38 I note here that the sentencing judge spoke in terms of a willingness or preparedness by the respondent to give evidence, rather than there being any reference to an undertaking or an obligation by him to do so.

39 Section 23 of the Crimes (Sentencing Procedure) Act. Section 23(1) is in the following terms:-

          “A Court may impose a lesser penalty than it would otherwise impose on an offender, having regard to the degree to which the offender has assisted, or undertaken to assist, law enforcement authorities in the prevention, detection or investigation of, or in proceedings relating to, the offence concerned or any other offence.”

40 Section 23(2) identifies specific matters which the Court must consider in deciding whether to impose a lesser penalty for an offence and the nature and extent of the penalty. These include the matters set out in s.23(2)(a) to (j). The relevant sub-paragraphs, for the purposes of the present appeal, are those in (b), (c), (d), (e), (f) and (i). They are in the following terms:-

          “(b) The significance and usefulness of the offender’s assistance to the authority or authorities concerned, taking into consideration any evaluation by the authority or authorities of the assistance rendered or undertaken to be rendered,
          (c) the truthfulness, completeness and reliability of any information or evidence provided by the offender,
          (d) the nature and extent of the offender’s assistance or promised assistance,
          (e) the timeliness of the assistance or undertaking to assist,
          (f) any benefits that the offender has gained or may gain by reason of the assistance or undertaking to assist,
          (i) whether the assistance or promised assistance concerns the offence for which the offender is being sentenced or an unrelated offence.”

41 It is clear that the provisions of s.23(1) and (2) distinguish between assistance that an offender has provided and an undertaking to provide assistance (both assistance in the prevention, detection or investigation of the offence concerned or any other offence and, as well, assistance or an undertaking to assist “in proceedings relation to …” the offence or any other offence).

42 It was common ground that the statement provided by the respondent dated 30 March 2006 to police constitutes “assistance” within the meaning of s.23 of the Crimes (Sentencing Procedure) Act. The issue is whether or not the respondent also undertook to further assist the Crown by having given an undertaking to assist in proceedings against his co-offenders.


      (b) Submissions at the sentencing hearing on the question of assistance

43 Counsel for the respondent in his submissions on sentence adverted to the fact that:-

          “… normally that [referring to the issue of assistance] would be in the form of a letter to the Court and perhaps I’ll let my friend explain where there isn’t or just discuss that if there’s anything she wishes to say … against what I’m submitting.”

44 An observation was made during submissions that it may have been difficult for the sentencing judge to assess the assistance without a letter as to its value. Following counsel’s reference to the fact that the respondent had given a statement to police, his Honour observed “I’ve got the statement that he’s prepared to give”.

45 The submissions for the respondent continued that it was “proposed”, so far as counsel for the respondent was aware, that his client and his wife would be called as witnesses for the Crown. He, however, acknowledged that there was an issue in the statement (related to the matter as to whether a threat against the life of a victim was made by the respondent), which indicated that the respondent’s statement was at variance with the victim’s statement in that respect. Reference was made to this as indicating that the Crown may consider a potential difficulty in calling the respondent in the Crown case.

*Records shown*.
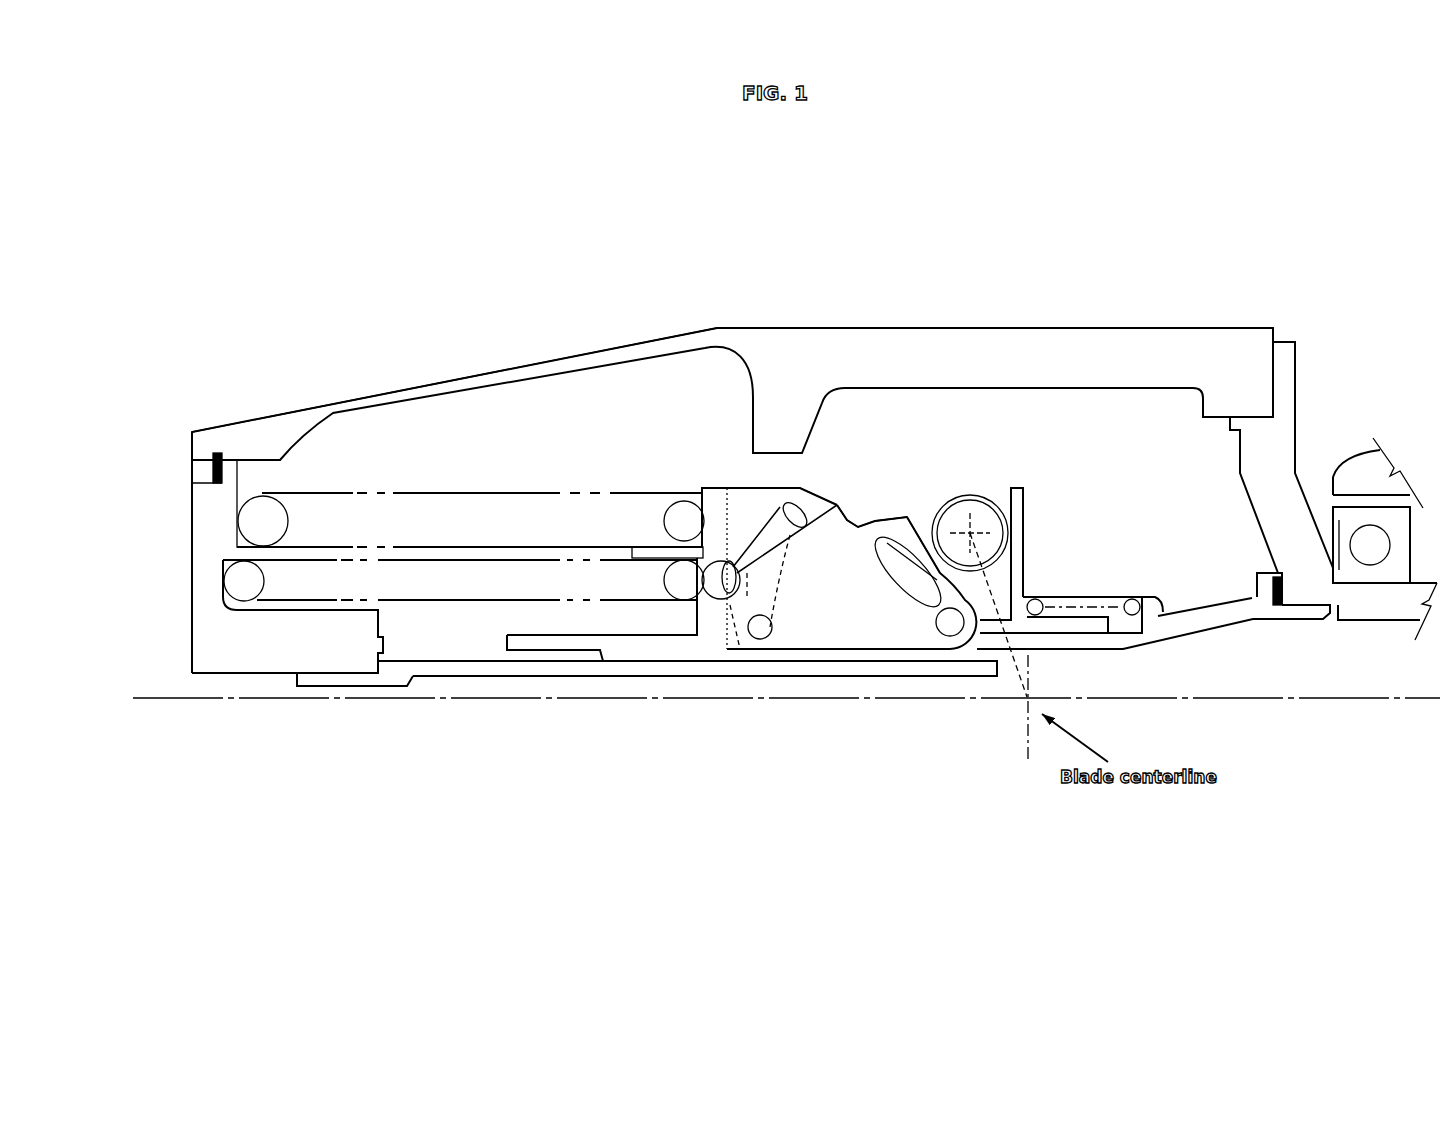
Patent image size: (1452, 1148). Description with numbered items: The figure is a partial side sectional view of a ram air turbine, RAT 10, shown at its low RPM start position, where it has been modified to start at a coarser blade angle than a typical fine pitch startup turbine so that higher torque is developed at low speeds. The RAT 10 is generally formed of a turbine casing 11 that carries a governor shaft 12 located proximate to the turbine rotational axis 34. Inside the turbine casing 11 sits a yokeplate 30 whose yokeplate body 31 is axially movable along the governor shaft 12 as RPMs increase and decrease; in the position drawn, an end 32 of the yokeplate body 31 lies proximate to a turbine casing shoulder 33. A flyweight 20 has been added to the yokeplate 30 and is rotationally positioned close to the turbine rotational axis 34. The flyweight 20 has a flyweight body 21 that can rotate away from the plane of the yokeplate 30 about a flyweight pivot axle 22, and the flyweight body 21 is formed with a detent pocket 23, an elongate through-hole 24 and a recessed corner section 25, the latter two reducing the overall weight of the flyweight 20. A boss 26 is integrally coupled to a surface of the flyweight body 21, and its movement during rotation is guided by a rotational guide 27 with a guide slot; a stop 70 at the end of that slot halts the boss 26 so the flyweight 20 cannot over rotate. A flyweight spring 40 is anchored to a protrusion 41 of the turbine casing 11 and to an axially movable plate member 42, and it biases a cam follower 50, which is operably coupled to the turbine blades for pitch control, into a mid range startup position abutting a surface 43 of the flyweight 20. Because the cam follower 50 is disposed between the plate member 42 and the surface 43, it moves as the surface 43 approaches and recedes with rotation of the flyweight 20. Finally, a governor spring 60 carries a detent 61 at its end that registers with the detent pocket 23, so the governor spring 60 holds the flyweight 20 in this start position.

The RAT 10 is at (478, 298).
The turbine casing 11 is at (1243, 352).
The governor shaft 12 is at (1209, 640).
The flyweight 20 is at (826, 533).
The flyweight body 21 is at (851, 577).
The flyweight pivot axle 22 is at (946, 640).
The detent pocket 23 is at (731, 568).
The elongate through-hole 24 is at (903, 595).
The recessed corner section 25 is at (870, 520).
The boss 26 is at (767, 630).
The rotational guide 27 is at (740, 486).
The yokeplate 30 is at (685, 653).
The yokeplate body 31 is at (630, 645).
The end of the yokeplate body 32 is at (972, 648).
The turbine casing shoulder 33 is at (992, 643).
The turbine rotational axis 34 is at (290, 707).
The flyweight spring 40 is at (1091, 596).
The protrusion 41 is at (1155, 597).
The plate member 42 is at (1017, 487).
The surface 43 is at (927, 540).
The cam follower 50 is at (983, 488).
The governor spring 60 is at (454, 606).
The detent 61 is at (719, 553).
The stop 70 is at (791, 500).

*Problem*. According to the judgment excerpt, on what date was the respondent's statement to police dated?

*Task solution*. 30 March 2006